Aim of the exercise = Write out all of the lines below, exactly and completely.

──────────────────────────────

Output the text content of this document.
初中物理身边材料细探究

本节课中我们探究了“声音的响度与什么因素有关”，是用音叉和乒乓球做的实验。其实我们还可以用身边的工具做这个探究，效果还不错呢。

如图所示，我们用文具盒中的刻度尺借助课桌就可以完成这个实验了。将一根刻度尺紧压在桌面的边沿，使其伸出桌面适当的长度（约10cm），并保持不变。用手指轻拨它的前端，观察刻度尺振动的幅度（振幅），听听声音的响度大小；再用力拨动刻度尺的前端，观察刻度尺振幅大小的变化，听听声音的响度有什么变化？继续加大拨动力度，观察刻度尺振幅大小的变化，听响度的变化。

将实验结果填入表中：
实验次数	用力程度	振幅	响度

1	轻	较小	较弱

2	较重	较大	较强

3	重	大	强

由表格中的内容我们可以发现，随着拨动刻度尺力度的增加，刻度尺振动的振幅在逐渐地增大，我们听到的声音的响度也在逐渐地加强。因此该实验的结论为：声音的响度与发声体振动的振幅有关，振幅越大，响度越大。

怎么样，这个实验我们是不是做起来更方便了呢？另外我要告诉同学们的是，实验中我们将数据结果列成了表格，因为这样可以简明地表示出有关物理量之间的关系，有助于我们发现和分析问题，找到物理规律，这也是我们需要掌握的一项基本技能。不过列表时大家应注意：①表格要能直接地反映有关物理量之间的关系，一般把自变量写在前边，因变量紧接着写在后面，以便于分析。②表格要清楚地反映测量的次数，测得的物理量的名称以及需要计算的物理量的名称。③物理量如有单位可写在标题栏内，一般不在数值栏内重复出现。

──────────────────────────────

Response below =
Output the text content of this document.
初中物理身边材料细探究

本节课中我们探究了“声音的响度与什么因素有关”，是用音叉和乒乓球做的实验。其实我们还可以用身边的工具做这个探究，效果还不错呢。

如图所示，我们用文具盒中的刻度尺借助课桌就可以完成这个实验了。将一根刻度尺紧压在桌面的边沿，使其伸出桌面适当的长度（约10cm），并保持不变。用手指轻拨它的前端，观察刻度尺振动的幅度（振幅），听听声音的响度大小；再用力拨动刻度尺的前端，观察刻度尺振幅大小的变化，听听声音的响度有什么变化？继续加大拨动力度，观察刻度尺振幅大小的变化，听响度的变化。

将实验结果填入表中：
实验次数	用力程度	振幅	响度

1	轻	较小	较弱

2	较重	较大	较强

3	重	大	强

由表格中的内容我们可以发现，随着拨动刻度尺力度的增加，刻度尺振动的振幅在逐渐地增大，我们听到的声音的响度也在逐渐地加强。因此该实验的结论为：声音的响度与发声体振动的振幅有关，振幅越大，响度越大。

怎么样，这个实验我们是不是做起来更方便了呢？另外我要告诉同学们的是，实验中我们将数据结果列成了表格，因为这样可以简明地表示出有关物理量之间的关系，有助于我们发现和分析问题，找到物理规律，这也是我们需要掌握的一项基本技能。不过列表时大家应注意：①表格要能直接地反映有关物理量之间的关系，一般把自变量写在前边，因变量紧接着写在后面，以便于分析。②表格要清楚地反映测量的次数，测得的物理量的名称以及需要计算的物理量的名称。③物理量如有单位可写在标题栏内，一般不在数值栏内重复出现。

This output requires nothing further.